>>>

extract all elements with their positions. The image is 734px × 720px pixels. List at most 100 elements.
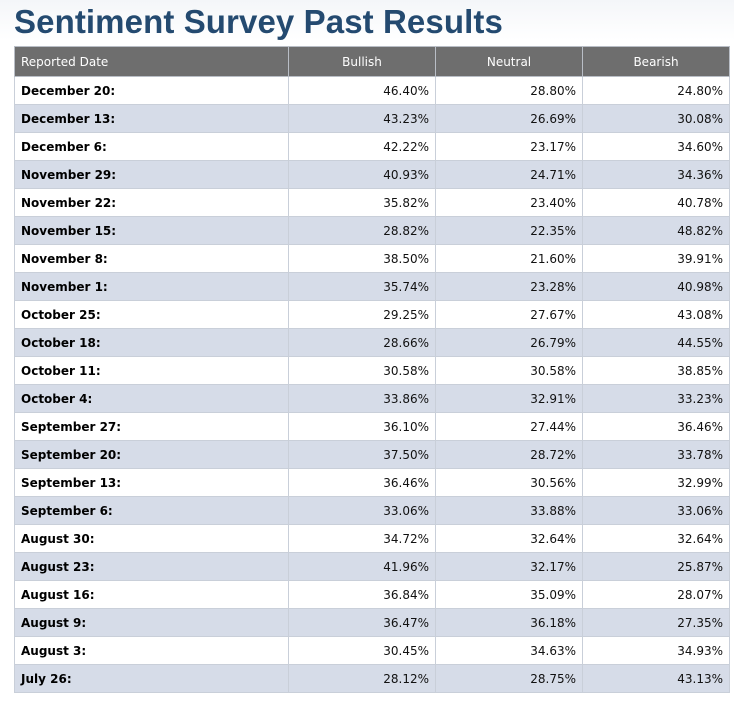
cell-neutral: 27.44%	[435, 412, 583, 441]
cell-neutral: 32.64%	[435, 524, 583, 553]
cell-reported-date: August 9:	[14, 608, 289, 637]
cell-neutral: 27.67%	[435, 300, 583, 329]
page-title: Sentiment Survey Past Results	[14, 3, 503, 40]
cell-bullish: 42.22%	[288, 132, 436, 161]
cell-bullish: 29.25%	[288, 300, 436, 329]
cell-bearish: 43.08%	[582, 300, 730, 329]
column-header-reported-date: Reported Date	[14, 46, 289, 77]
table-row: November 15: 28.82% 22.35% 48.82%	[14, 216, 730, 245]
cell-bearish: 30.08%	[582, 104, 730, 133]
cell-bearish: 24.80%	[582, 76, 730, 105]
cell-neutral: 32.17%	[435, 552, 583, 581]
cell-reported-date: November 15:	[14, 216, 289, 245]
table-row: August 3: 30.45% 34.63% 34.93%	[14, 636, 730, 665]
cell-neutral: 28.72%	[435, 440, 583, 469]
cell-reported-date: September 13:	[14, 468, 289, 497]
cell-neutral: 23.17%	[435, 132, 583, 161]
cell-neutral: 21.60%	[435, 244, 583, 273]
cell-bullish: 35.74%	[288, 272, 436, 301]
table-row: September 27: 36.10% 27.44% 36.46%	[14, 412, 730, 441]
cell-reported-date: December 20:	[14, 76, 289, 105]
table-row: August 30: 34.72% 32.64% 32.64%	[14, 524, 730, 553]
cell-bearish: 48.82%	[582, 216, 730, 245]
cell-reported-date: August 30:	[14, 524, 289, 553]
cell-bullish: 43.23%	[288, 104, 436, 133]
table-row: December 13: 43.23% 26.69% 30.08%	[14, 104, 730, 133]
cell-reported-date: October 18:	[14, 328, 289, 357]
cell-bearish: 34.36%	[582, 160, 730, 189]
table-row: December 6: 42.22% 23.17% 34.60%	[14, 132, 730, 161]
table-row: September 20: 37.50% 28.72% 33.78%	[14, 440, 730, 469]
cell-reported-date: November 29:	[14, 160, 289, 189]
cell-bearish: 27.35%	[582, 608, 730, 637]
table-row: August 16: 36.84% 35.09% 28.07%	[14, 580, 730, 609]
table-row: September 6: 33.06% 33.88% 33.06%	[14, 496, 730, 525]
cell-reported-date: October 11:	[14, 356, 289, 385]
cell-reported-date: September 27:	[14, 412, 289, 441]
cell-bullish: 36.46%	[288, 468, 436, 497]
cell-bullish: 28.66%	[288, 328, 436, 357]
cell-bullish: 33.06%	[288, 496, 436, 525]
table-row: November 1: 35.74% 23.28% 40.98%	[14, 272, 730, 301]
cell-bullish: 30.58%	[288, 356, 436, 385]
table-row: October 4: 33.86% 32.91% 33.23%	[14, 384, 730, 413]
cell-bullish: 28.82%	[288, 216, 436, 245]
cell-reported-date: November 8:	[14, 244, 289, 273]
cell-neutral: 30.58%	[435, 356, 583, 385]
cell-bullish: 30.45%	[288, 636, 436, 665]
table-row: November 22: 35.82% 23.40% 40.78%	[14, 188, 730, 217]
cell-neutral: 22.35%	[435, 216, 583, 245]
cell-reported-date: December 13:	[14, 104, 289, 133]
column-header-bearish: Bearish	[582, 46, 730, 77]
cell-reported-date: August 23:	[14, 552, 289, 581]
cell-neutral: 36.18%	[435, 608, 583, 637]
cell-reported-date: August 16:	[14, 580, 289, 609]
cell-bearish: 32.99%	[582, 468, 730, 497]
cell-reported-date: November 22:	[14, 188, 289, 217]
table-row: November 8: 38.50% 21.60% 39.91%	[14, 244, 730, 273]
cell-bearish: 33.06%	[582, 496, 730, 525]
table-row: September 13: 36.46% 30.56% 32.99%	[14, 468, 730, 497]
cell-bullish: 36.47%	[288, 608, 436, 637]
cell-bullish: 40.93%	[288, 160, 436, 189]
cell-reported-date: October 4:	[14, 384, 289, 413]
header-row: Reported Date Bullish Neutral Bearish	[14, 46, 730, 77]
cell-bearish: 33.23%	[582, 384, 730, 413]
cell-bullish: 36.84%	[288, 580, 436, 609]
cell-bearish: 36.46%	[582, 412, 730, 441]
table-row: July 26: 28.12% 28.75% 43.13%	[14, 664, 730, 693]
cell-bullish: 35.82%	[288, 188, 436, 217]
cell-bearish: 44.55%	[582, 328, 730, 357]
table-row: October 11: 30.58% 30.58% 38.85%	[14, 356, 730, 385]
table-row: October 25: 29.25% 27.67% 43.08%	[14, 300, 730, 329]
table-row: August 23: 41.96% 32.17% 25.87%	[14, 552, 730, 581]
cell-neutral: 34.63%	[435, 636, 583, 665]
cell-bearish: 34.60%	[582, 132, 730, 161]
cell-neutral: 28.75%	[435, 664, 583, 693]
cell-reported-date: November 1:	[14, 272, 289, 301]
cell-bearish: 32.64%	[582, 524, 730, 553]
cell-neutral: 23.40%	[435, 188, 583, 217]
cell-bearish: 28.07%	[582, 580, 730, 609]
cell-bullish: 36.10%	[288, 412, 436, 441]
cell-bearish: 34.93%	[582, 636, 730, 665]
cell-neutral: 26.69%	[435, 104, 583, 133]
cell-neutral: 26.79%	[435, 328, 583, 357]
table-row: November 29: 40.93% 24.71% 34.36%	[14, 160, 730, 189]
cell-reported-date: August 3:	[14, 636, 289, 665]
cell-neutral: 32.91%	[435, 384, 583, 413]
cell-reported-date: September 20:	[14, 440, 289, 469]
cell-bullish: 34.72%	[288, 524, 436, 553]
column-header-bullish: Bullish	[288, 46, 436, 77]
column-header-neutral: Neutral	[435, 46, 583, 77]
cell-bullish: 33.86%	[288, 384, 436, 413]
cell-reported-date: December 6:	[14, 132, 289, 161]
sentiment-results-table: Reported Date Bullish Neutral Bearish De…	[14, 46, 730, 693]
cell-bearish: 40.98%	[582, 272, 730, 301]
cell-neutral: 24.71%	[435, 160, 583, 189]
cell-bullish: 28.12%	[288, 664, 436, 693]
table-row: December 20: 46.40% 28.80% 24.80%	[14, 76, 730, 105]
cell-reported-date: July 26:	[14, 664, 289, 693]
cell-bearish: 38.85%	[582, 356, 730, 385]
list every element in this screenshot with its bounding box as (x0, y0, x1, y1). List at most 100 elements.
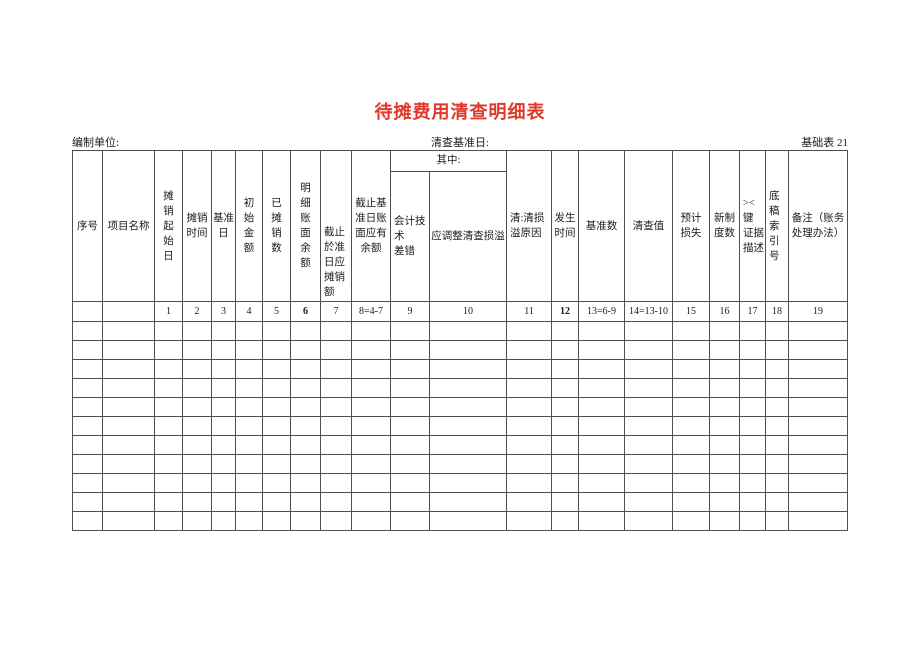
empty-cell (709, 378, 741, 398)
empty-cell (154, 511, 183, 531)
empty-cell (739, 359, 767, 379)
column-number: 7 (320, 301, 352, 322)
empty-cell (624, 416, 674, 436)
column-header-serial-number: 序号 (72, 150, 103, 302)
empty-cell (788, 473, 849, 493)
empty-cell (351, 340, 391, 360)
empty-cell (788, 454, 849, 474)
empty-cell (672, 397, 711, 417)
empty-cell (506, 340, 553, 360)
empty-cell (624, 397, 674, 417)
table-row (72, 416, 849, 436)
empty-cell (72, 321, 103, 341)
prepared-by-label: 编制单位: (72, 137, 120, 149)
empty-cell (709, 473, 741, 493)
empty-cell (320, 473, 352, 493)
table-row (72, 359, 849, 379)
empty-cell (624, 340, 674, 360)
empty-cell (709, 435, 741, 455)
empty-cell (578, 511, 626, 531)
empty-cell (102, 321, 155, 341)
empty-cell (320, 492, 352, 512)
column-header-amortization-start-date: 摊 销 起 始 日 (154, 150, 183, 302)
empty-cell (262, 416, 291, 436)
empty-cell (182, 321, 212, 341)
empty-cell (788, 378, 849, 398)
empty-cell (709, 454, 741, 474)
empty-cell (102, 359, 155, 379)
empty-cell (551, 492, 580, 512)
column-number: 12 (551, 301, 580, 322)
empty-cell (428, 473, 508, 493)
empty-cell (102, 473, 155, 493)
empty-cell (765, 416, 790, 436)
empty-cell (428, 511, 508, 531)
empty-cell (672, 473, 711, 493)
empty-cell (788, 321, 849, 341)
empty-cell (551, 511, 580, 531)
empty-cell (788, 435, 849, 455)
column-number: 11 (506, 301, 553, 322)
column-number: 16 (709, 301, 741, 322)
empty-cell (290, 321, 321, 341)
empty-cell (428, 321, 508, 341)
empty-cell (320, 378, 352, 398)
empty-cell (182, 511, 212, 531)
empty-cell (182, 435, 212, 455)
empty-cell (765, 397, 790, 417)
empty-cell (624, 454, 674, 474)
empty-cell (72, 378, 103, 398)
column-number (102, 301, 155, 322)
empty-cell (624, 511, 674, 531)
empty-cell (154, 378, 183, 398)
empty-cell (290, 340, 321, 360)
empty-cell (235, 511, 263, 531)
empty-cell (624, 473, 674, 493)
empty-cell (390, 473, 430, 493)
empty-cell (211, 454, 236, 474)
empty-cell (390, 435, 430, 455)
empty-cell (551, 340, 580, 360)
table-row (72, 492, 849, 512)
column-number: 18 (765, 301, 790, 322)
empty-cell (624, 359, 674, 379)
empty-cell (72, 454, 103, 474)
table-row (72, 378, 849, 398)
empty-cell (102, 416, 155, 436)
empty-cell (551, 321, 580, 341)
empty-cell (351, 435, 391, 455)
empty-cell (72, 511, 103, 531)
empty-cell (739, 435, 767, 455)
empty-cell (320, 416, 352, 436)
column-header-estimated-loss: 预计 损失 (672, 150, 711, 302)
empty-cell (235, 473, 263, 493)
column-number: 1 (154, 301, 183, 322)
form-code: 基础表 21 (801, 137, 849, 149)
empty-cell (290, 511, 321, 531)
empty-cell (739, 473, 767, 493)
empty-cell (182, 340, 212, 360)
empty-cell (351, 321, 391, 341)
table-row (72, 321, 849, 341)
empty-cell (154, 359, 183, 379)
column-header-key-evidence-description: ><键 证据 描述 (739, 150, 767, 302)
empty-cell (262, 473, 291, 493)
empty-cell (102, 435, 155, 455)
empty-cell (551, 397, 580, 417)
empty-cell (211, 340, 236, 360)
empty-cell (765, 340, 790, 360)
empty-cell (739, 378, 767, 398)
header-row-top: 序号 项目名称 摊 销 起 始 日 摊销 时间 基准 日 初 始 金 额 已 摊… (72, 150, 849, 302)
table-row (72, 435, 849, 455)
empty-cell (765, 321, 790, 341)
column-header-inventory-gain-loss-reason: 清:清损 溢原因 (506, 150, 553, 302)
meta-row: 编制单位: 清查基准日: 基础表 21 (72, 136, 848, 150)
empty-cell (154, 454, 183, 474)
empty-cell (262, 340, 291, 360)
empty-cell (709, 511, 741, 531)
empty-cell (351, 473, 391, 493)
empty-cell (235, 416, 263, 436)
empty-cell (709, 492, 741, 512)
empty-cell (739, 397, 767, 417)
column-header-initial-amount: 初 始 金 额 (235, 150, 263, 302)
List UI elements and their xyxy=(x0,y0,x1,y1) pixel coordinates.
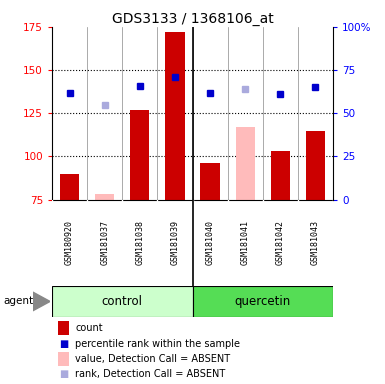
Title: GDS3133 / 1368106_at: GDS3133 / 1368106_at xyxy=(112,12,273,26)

<<<

| GIVEN EXERCISE |
Copy out the lines of the records above word for word, starting at the line that contains "empty-cell (709, 378, 741, 398)" and ending with the line that contains "empty-cell (72, 511, 103, 531)".

| TASK OUTPUT |
empty-cell (709, 378, 741, 398)
empty-cell (154, 511, 183, 531)
empty-cell (739, 359, 767, 379)
column-number: 7 (320, 301, 352, 322)
empty-cell (624, 416, 674, 436)
column-header-serial-number: 序号 (72, 150, 103, 302)
empty-cell (788, 473, 849, 493)
empty-cell (351, 340, 391, 360)
empty-cell (788, 454, 849, 474)
empty-cell (672, 397, 711, 417)
empty-cell (506, 340, 553, 360)
empty-cell (624, 397, 674, 417)
table-row (72, 416, 849, 436)
empty-cell (72, 321, 103, 341)
prepared-by-label: 编制单位: (72, 137, 120, 149)
empty-cell (709, 473, 741, 493)
empty-cell (320, 473, 352, 493)
table-row (72, 359, 849, 379)
empty-cell (624, 340, 674, 360)
empty-cell (709, 435, 741, 455)
empty-cell (578, 511, 626, 531)
empty-cell (102, 321, 155, 341)
empty-cell (320, 492, 352, 512)
column-header-amortization-start-date: 摊 销 起 始 日 (154, 150, 183, 302)
empty-cell (262, 416, 291, 436)
empty-cell (182, 321, 212, 341)
empty-cell (788, 378, 849, 398)
empty-cell (709, 454, 741, 474)
empty-cell (102, 359, 155, 379)
empty-cell (551, 492, 580, 512)
column-number: 12 (551, 301, 580, 322)
empty-cell (428, 473, 508, 493)
empty-cell (102, 473, 155, 493)
empty-cell (765, 416, 790, 436)
empty-cell (428, 511, 508, 531)
empty-cell (672, 473, 711, 493)
empty-cell (788, 321, 849, 341)
empty-cell (551, 511, 580, 531)
empty-cell (788, 435, 849, 455)
column-number: 11 (506, 301, 553, 322)
column-number: 16 (709, 301, 741, 322)
empty-cell (290, 321, 321, 341)
empty-cell (428, 321, 508, 341)
empty-cell (320, 378, 352, 398)
empty-cell (182, 511, 212, 531)
empty-cell (182, 435, 212, 455)
empty-cell (765, 397, 790, 417)
empty-cell (624, 454, 674, 474)
empty-cell (72, 378, 103, 398)
column-number (102, 301, 155, 322)
empty-cell (624, 511, 674, 531)
empty-cell (154, 378, 183, 398)
empty-cell (290, 340, 321, 360)
empty-cell (235, 511, 263, 531)
empty-cell (624, 473, 674, 493)
empty-cell (390, 473, 430, 493)
empty-cell (211, 454, 236, 474)
empty-cell (390, 435, 430, 455)
empty-cell (551, 340, 580, 360)
table-row (72, 492, 849, 512)
column-number: 18 (765, 301, 790, 322)
empty-cell (624, 359, 674, 379)
empty-cell (72, 454, 103, 474)
table-row (72, 378, 849, 398)
empty-cell (102, 416, 155, 436)
empty-cell (551, 321, 580, 341)
empty-cell (351, 435, 391, 455)
empty-cell (72, 511, 103, 531)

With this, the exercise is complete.